Document passage |
········

Organizational Benchmarking Task
An Organizational Benchmarking Task is a benchmarking task whose inputs are organizations and organizational performance metrics.
- Context:
- Input: an Organizational Performance Metric.
- output: an Organizational Benchmark Report.
- It can be include an Organizational Benchmark Dataset.
- It can range from being a Real-World Organizational Benchmark Task to being a Synthetic Organizational Benchmark Task.
- It can range from being a For-Profit Organizational Benchmarking Task to being a Not-for-Profit Organizational Benchmarking Task.
- …
- Example(s):
- Municipal Government Benchmarking, such as: benchmarking the City of Palo Alto in 2016.
- Hospital Benchmarking.
- Organizational Capability Benchmarking, such as: ML Engineering Capability Benchmarking.
- …
- Counter-Example(s):
- See: Performance Metric, Performance Indicator, Strategic Management, Best Practice.
References
2021
- (Wikipedia, 2021) ⇒ https://en.wikipedia.org/wiki/benchmarking Retrieved:2021-1-8.
- Benchmarking is the practice of comparing business processes and performance metrics to industry bests and best practices from other companies. Dimensions typically measured are quality, time and cost.

········

Record extracts |
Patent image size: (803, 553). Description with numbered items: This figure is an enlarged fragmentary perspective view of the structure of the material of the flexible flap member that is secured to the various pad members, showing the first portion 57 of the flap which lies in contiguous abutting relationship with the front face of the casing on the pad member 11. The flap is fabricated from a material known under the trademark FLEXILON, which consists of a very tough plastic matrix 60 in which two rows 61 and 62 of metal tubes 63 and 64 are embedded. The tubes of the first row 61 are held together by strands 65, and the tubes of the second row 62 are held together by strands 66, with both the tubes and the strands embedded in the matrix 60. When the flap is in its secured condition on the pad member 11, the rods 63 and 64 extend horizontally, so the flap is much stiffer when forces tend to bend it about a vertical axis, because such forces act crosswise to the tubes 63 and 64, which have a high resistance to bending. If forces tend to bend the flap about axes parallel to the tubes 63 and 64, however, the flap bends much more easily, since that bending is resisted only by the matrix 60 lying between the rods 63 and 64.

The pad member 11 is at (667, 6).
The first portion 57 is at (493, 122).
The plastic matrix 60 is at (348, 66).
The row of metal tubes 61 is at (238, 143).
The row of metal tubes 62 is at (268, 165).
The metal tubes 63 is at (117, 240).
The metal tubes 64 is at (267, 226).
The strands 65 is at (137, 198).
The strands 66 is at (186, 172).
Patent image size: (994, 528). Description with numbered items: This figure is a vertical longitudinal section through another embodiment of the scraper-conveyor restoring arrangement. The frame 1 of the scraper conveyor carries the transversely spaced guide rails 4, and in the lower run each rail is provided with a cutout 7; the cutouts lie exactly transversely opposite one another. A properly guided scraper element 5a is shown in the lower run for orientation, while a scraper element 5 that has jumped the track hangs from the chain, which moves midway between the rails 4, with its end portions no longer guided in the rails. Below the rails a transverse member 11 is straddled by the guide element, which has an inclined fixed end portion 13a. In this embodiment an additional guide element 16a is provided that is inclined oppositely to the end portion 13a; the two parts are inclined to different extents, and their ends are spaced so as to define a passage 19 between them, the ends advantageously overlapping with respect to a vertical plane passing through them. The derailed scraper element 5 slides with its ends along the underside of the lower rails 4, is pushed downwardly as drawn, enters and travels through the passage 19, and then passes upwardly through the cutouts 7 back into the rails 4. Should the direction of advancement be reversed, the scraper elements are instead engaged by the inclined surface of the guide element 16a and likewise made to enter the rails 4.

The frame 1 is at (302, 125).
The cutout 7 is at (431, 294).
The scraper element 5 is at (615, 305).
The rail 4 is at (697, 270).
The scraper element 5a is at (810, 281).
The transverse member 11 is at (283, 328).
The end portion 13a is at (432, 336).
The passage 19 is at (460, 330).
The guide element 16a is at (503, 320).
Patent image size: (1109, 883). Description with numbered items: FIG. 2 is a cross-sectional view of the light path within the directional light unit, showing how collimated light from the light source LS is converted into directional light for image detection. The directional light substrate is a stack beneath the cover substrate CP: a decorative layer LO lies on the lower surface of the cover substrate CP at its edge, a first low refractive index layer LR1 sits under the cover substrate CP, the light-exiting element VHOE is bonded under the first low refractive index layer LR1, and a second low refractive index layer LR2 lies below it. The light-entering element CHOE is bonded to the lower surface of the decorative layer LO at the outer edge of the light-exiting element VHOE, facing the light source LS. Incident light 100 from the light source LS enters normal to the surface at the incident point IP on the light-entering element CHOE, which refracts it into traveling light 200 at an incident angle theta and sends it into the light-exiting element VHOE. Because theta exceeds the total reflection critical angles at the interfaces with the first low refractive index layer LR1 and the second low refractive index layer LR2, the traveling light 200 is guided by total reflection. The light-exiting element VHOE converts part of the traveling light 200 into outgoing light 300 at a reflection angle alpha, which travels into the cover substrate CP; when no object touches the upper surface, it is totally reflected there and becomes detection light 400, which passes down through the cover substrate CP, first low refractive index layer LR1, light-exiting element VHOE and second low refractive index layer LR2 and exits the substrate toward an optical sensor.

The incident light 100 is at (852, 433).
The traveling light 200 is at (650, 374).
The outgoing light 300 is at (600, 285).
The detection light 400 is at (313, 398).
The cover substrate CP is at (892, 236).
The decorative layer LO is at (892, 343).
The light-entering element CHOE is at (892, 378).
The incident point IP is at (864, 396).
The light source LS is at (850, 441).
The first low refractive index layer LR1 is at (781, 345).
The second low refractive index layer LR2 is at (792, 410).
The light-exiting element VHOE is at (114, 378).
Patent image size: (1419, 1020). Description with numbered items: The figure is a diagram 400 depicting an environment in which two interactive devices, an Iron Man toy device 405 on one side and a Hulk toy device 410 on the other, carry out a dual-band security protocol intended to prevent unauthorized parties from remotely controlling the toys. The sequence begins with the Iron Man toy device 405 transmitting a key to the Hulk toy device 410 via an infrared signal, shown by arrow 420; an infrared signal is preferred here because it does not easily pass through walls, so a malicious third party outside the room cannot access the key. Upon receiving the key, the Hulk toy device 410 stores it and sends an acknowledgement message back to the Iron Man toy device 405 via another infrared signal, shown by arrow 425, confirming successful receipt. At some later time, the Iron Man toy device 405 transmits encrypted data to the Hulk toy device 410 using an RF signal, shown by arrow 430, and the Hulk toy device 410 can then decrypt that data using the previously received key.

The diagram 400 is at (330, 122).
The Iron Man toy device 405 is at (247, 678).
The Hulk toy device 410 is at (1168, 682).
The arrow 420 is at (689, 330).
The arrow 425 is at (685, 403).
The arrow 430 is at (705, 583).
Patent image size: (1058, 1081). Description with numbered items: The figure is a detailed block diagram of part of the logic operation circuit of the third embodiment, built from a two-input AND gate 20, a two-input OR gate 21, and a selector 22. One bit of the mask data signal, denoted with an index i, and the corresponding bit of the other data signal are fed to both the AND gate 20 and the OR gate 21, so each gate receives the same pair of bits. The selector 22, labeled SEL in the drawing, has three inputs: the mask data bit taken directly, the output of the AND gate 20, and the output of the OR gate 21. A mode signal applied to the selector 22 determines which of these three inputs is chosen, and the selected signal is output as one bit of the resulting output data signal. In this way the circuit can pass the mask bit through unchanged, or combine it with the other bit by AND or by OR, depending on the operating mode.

········

What you will do |
Please state which dimensions the organizational benchmarking entry says are typically measured in benchmarking.

Written reply |
Quality, time and cost.